Excerpt to read:
□ □ □ □
Energy-to-telecoms conglomerate, Reliance Industries, became the first Indian issuer to take advantage of Moody’s sovereign upgrade on Monday, tapping the international bond markets for $800 million.
The deal came two business days after the rating agency upgraded India from Baa3 to Baa2, enabling Reliance to successfully ride positive sentiment, which was pushing the whole Indian credit curve tighter.
The group has a Baa2/BBB+ rating (two notches higher than the sovereign from S&P) and was able to use its benchmark status to leverage pricing to historically tight levels. As a result, the deal’s 130bp launch spread over Treasuries now ranks as the tightest ever by an Indian credit at the 10-year point of the curve.
Bankers and analysts both concluded that this level leaves very little juice for further spread performance. Consequently, there was a reasonable rather than outsized order book, which topped $2 billion at its peak and closed around the $1.3 billion level with 90 accounts.
One noticeable aspect of the Reg S/144a deal was its tilt away from US investors.
When Reliance last came to market in 2015, it placed 45% of a $750 million 30-year Reg S/144a deal with US investors. This time round, 25% went to the US, 62% to Asia and 13% to Europe.
By investor type, asset managers took 57%, insurers and pension funds 26%, banks 11% and public sector entities 6%.
“The company rightly timed the market after the sovereign upgrade,” concluded one syndicate banker.
In its announcement last Friday, Moody’s said its upgrade recognizes the progress the country has made instituting structural reforms, including the introduction of a goods and services tax and the removal of high-denomination Rs500 and Rs1,000 notes, which effectively took out 87% of all Indian currency in circulation.
India’s domestic media noted the upgrade has been a long time in coming, since Moody’s last upgraded the country in 2004. However, India has, nevertheless, made considerable progress clawing its way back up the rating scale over the past two decades from the Ba2/BB+ level it carried in the mid 1990s.
At that point, it had a one notch higher rating than the Philippines from S&P and was rated two notches lower by both agencies relative to Indonesia. That position has now reversed.
Today, India has a one notch lower rating than the Philippines from S&P and a one notch higher rating than Indonesia from Moody’s.
Analysts believe Moody’s latest move reflects the government’s recent progress re-capitalizing the banking sector, given it has come at a time of slowing growth and elevated general government debt. In its ratings release, the agency noted that at 68% of GDP, this debt level is higher than the 44% median for triple-B rated credits.
Syndicate bankers said the move is already encouraging more flows into India and noted how positive the immediate impact has been. India’s dollar-denominated yield curve tightened 5bp to 12bp last Friday, outperforming the overall market, which was a couple of basis points tighter on the day.
Fair value
On Monday morning, Reliance Industries’ lead bankers – Bank of America Merrill Lynch, Citi and HSBC – initially marketed its new deal at 150bp over the 10-year US Treasuries, before narrowing the marketing range to 5bp each side of 135bp. Final pricing of a November 2027 bond was priced at par to yield 130bp over the US Treasuries, or 3.667%, according to a term sheet seen by FinanceAsia.
In terms of fair value, bankers said investors used Reliance Industries’ outstanding 4.125% January 2025 note as the main benchmark. This was trading on a G-spread of 122bp, or 112bp over Treasuries on Monday.
They estimated the new deal’s fair value at 133bp after taking the maturity extension into account.
The second main comparable is state-controlled Oil & National Gas Corp (ONGC), which has a July 2026 note outstanding. This was trading on a G-spread of 137bp, or 133bp over US Treasuries on Monday.
“Reliance’s pricing is clearly quite tight compared with its outstanding curve and ONGC,” one Singapore-based investor told FinanceAsia.
However, the deal performed during initial secondary market trading on Tuesday and was quoted around the reoffer, narrowing by as much as 2bp at one point, according to market data.
The company will use proceeds to repay an $800 million 5.875% perpetual bond, which becomes callable in January.
Alongside the three joint global co-ordinators, there were three active bookrunners comprising Barclays, JP Morgan and Standard Chartered, plus 10 joint bookrunners numbering ANZ, BNP Paribas, Credit Agricole, Deutsche Bank, DBS, Mizuho, Morgan Stanley, Scotiabank, SG, and SMBC Nikko.
□ □ □ □
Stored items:
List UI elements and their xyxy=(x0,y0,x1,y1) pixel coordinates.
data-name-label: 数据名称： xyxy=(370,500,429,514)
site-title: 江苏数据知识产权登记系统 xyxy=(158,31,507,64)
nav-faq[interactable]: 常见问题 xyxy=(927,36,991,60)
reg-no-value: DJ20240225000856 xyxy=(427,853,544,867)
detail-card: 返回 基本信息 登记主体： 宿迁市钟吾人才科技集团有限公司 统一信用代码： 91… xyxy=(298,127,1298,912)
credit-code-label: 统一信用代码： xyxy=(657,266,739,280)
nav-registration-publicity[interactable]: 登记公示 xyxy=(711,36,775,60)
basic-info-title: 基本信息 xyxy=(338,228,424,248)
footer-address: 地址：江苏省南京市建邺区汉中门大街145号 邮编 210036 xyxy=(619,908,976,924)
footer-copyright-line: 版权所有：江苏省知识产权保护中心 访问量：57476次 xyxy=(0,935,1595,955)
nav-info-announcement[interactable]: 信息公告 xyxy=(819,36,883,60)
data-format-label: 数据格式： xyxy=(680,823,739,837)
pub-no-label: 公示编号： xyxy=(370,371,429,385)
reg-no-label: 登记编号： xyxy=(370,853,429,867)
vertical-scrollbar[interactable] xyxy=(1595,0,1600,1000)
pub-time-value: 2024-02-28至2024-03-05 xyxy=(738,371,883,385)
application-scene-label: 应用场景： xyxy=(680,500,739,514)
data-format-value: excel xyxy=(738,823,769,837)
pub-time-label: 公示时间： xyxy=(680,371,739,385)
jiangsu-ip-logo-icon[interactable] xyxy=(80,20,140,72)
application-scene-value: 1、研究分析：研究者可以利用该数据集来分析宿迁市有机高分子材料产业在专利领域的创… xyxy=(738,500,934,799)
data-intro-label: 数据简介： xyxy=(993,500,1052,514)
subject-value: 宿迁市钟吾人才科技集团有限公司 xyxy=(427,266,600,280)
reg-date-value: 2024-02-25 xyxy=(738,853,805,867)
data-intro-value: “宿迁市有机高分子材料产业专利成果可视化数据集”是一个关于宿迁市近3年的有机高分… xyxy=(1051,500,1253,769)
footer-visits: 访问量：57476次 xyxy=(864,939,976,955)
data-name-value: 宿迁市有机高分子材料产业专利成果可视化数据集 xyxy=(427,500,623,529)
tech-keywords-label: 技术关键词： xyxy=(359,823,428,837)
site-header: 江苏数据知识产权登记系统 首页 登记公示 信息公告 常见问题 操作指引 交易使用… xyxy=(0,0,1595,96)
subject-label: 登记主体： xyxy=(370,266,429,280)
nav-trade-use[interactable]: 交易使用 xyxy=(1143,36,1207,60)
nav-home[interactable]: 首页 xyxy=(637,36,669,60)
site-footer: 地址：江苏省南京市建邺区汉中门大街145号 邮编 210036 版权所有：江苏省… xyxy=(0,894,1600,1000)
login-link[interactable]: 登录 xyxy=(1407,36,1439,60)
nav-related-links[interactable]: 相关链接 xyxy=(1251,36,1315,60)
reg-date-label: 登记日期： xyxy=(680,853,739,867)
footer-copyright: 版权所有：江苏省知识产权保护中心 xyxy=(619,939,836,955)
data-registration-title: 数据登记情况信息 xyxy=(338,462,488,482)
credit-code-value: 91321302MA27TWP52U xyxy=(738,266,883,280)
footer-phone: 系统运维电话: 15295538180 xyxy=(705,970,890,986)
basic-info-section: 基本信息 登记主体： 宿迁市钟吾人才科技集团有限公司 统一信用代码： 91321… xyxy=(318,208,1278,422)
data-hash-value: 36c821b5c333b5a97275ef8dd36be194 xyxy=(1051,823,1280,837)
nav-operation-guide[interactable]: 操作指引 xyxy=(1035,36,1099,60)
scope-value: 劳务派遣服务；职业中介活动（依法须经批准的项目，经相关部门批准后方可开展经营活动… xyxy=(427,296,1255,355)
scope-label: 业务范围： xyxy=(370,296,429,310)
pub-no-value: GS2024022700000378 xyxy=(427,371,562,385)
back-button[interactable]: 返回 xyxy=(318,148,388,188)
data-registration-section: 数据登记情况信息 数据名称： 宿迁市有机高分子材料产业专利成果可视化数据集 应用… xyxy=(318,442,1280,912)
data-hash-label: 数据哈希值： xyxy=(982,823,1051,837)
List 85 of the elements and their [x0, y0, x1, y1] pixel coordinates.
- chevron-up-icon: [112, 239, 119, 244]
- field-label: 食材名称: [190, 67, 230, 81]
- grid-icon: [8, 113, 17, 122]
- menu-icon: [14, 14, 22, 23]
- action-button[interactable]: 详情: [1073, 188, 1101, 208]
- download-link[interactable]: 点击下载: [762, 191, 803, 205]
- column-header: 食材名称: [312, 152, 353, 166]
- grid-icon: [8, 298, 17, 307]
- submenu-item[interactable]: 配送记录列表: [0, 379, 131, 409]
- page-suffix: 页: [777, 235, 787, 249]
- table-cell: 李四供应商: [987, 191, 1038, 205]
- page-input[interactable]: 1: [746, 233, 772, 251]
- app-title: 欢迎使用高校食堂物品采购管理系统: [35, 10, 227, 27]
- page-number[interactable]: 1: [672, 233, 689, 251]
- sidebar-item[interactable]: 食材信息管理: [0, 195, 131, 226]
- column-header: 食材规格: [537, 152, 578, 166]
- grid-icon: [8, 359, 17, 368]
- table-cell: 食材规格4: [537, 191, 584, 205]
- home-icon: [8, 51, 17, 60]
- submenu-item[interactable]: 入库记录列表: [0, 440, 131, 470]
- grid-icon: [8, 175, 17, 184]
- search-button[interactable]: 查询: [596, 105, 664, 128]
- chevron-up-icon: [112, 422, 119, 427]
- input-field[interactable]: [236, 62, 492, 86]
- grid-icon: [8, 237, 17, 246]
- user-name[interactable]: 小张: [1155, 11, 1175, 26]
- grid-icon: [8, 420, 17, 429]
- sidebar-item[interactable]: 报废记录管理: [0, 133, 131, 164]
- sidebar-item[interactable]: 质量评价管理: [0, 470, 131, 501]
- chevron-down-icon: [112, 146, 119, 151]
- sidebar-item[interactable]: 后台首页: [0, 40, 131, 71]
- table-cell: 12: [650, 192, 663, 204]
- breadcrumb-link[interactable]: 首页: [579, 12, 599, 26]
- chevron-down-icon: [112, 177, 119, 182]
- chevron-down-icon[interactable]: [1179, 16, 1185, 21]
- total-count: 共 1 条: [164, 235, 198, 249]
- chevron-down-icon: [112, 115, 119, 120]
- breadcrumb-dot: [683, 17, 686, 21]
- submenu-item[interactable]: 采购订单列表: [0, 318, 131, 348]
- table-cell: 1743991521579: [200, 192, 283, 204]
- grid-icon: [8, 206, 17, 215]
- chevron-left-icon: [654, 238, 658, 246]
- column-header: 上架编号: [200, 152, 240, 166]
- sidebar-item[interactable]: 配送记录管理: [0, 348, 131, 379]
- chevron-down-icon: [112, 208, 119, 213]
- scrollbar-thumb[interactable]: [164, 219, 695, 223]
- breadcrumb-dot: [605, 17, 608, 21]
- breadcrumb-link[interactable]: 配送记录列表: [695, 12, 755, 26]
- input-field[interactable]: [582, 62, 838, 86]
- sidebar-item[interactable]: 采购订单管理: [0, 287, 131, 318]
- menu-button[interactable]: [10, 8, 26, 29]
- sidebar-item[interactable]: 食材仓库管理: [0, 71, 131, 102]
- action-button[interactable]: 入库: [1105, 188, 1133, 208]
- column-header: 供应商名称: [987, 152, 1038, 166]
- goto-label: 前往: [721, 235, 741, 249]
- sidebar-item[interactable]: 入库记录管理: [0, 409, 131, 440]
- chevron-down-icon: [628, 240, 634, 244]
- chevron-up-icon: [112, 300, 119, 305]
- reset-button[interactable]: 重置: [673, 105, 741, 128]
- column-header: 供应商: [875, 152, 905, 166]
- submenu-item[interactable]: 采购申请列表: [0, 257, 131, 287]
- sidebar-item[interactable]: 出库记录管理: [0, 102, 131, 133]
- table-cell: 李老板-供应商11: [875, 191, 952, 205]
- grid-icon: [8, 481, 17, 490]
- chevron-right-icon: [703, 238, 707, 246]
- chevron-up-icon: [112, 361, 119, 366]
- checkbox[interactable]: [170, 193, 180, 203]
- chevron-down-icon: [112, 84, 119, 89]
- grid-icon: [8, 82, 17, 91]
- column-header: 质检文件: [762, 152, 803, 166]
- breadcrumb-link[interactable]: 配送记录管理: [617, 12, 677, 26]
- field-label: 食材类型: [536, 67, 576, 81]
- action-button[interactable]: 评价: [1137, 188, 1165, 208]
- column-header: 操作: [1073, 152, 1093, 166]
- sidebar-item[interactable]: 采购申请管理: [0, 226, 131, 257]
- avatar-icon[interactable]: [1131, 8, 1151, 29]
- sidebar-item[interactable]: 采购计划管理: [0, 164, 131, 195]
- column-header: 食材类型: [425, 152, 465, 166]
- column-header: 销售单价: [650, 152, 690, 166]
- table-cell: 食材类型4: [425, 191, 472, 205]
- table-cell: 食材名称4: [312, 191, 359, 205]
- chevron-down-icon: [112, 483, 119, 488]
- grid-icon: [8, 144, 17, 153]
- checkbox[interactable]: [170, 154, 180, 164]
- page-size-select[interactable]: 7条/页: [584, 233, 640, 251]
□ □ □ □
Work instruction 1:
Please duplicate the passage of the Reliance bond article starting at "In terms of" and ending at "investor told FinanceAsia.".
Work instruction 2:
Answer these from the Reliance bond article:
(a) To what rating did Moody's upgrade India?
(b) Which three banks were Reliance Industries' lead bankers on the new deal?
(c) What percentage of the deal went to investors in Asia?
None of the data is needed here.

Response box 1:
In terms of fair value, bankers said investors used Reliance Industries’ outstanding 4.125% January 2025 note as the main benchmark. This was trading on a G-spread of 122bp, or 112bp over Treasuries on Monday.
They estimated the new deal’s fair value at 133bp after taking the maturity extension into account.
The second main comparable is state-controlled Oil & National Gas Corp (ONGC), which has a July 2026 note outstanding. This was trading on a G-spread of 137bp, or 133bp over US Treasuries on Monday.
“Reliance’s pricing is clearly quite tight compared with its outstanding curve and ONGC,” one Singapore-based investor told FinanceAsia.

Response box 2:
(a) Baa2 (up from Baa3)
(b) Bank of America Merrill Lynch, Citi and HSBC
(c) 62%